What you have to do »
Reproduce every one of the following entries line for line, without altering any character.

+ + +

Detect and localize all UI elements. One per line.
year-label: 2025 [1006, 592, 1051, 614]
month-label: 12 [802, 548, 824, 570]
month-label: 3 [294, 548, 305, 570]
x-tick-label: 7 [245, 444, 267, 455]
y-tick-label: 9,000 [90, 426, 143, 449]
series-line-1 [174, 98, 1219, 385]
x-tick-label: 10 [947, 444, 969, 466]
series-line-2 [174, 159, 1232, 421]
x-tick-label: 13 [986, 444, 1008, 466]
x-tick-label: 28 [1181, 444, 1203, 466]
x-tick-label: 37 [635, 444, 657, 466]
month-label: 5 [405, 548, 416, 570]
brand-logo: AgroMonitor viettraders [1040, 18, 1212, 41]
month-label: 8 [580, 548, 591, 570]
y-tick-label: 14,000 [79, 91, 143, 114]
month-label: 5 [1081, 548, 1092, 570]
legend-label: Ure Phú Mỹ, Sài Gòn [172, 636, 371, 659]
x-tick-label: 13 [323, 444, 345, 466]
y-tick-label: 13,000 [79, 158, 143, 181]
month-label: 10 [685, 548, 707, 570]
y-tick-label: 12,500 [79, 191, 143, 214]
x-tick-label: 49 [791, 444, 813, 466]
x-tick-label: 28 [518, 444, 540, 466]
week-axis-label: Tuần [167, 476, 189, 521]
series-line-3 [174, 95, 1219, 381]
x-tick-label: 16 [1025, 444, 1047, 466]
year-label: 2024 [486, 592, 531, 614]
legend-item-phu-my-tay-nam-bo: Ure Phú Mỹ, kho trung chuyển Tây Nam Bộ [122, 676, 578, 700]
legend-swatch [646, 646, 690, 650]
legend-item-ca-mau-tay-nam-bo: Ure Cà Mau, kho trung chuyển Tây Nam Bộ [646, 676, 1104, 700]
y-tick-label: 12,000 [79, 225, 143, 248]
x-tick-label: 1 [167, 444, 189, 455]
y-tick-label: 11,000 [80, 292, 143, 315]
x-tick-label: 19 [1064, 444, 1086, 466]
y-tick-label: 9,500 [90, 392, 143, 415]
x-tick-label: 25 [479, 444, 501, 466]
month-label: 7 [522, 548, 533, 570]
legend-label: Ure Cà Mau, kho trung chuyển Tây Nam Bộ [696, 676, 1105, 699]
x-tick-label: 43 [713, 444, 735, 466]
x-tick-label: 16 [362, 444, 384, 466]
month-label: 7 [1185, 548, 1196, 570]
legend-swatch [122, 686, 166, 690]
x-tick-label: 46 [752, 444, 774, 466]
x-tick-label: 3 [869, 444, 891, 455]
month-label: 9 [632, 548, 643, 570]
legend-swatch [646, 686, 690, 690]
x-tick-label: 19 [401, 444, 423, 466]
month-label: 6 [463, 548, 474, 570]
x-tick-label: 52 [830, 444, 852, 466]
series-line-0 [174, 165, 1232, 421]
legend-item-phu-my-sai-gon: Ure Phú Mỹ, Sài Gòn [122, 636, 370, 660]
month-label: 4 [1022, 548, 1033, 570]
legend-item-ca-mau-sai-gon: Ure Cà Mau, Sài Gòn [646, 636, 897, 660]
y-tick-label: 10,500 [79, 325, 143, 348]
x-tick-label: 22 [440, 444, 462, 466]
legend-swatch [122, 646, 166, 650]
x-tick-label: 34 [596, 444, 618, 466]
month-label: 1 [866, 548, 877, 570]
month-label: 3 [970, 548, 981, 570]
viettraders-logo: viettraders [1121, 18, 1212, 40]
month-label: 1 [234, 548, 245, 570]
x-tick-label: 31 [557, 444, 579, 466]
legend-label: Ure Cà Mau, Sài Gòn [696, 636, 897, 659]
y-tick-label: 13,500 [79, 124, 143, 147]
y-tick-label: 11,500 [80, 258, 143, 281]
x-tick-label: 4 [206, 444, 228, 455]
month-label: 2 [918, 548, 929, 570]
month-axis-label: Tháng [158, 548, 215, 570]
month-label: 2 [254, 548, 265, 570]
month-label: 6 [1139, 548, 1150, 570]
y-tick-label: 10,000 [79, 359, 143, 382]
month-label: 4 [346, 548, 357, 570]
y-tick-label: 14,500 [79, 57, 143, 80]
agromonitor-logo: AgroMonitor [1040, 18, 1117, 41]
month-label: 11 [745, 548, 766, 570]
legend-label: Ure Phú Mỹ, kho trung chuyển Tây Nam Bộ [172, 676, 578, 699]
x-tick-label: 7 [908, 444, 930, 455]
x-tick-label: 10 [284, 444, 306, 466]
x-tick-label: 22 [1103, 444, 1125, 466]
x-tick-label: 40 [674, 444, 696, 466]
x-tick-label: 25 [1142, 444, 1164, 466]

+ + +

Response to the task »
Detect and localize all UI elements. One per line.
year-label: 2025 [1006, 592, 1051, 614]
month-label: 12 [802, 548, 824, 570]
month-label: 3 [294, 548, 305, 570]
x-tick-label: 7 [245, 444, 267, 455]
y-tick-label: 9,000 [90, 426, 143, 449]
series-line-1 [174, 98, 1219, 385]
x-tick-label: 10 [947, 444, 969, 466]
series-line-2 [174, 159, 1232, 421]
x-tick-label: 13 [986, 444, 1008, 466]
x-tick-label: 28 [1181, 444, 1203, 466]
x-tick-label: 37 [635, 444, 657, 466]
month-label: 5 [405, 548, 416, 570]
brand-logo: AgroMonitor viettraders [1040, 18, 1212, 41]
month-label: 8 [580, 548, 591, 570]
y-tick-label: 14,000 [79, 91, 143, 114]
month-label: 5 [1081, 548, 1092, 570]
legend-label: Ure Phú Mỹ, Sài Gòn [172, 636, 371, 659]
x-tick-label: 13 [323, 444, 345, 466]
y-tick-label: 13,000 [79, 158, 143, 181]
month-label: 10 [685, 548, 707, 570]
y-tick-label: 12,500 [79, 191, 143, 214]
x-tick-label: 49 [791, 444, 813, 466]
x-tick-label: 28 [518, 444, 540, 466]
week-axis-label: Tuần [167, 476, 189, 521]
series-line-3 [174, 95, 1219, 381]
x-tick-label: 16 [1025, 444, 1047, 466]
year-label: 2024 [486, 592, 531, 614]
legend-item-phu-my-tay-nam-bo: Ure Phú Mỹ, kho trung chuyển Tây Nam Bộ [122, 676, 578, 700]
legend-swatch [646, 646, 690, 650]
legend-item-ca-mau-tay-nam-bo: Ure Cà Mau, kho trung chuyển Tây Nam Bộ [646, 676, 1104, 700]
y-tick-label: 12,000 [79, 225, 143, 248]
x-tick-label: 1 [167, 444, 189, 455]
y-tick-label: 11,000 [80, 292, 143, 315]
x-tick-label: 19 [1064, 444, 1086, 466]
y-tick-label: 9,500 [90, 392, 143, 415]
x-tick-label: 25 [479, 444, 501, 466]
month-label: 7 [522, 548, 533, 570]
legend-label: Ure Cà Mau, kho trung chuyển Tây Nam Bộ [696, 676, 1105, 699]
x-tick-label: 43 [713, 444, 735, 466]
x-tick-label: 16 [362, 444, 384, 466]
month-label: 7 [1185, 548, 1196, 570]
legend-swatch [122, 686, 166, 690]
x-tick-label: 46 [752, 444, 774, 466]
x-tick-label: 3 [869, 444, 891, 455]
month-label: 9 [632, 548, 643, 570]
legend-swatch [646, 686, 690, 690]
x-tick-label: 19 [401, 444, 423, 466]
month-label: 6 [463, 548, 474, 570]
x-tick-label: 52 [830, 444, 852, 466]
series-line-0 [174, 165, 1232, 421]
legend-item-phu-my-sai-gon: Ure Phú Mỹ, Sài Gòn [122, 636, 370, 660]
month-label: 4 [1022, 548, 1033, 570]
legend-item-ca-mau-sai-gon: Ure Cà Mau, Sài Gòn [646, 636, 897, 660]
y-tick-label: 10,500 [79, 325, 143, 348]
x-tick-label: 22 [440, 444, 462, 466]
legend-swatch [122, 646, 166, 650]
x-tick-label: 34 [596, 444, 618, 466]
month-label: 1 [866, 548, 877, 570]
month-label: 3 [970, 548, 981, 570]
viettraders-logo: viettraders [1121, 18, 1212, 40]
month-label: 1 [234, 548, 245, 570]
x-tick-label: 31 [557, 444, 579, 466]
legend-label: Ure Cà Mau, Sài Gòn [696, 636, 897, 659]
y-tick-label: 13,500 [79, 124, 143, 147]
y-tick-label: 11,500 [80, 258, 143, 281]
x-tick-label: 4 [206, 444, 228, 455]
month-label: 2 [918, 548, 929, 570]
month-axis-label: Tháng [158, 548, 215, 570]
month-label: 2 [254, 548, 265, 570]
month-label: 6 [1139, 548, 1150, 570]
y-tick-label: 10,000 [79, 359, 143, 382]
month-label: 4 [346, 548, 357, 570]
y-tick-label: 14,500 [79, 57, 143, 80]
agromonitor-logo: AgroMonitor [1040, 18, 1117, 41]
month-label: 11 [745, 548, 766, 570]
legend-label: Ure Phú Mỹ, kho trung chuyển Tây Nam Bộ [172, 676, 578, 699]
x-tick-label: 7 [908, 444, 930, 455]
x-tick-label: 10 [284, 444, 306, 466]
x-tick-label: 22 [1103, 444, 1125, 466]
x-tick-label: 40 [674, 444, 696, 466]
x-tick-label: 25 [1142, 444, 1164, 466]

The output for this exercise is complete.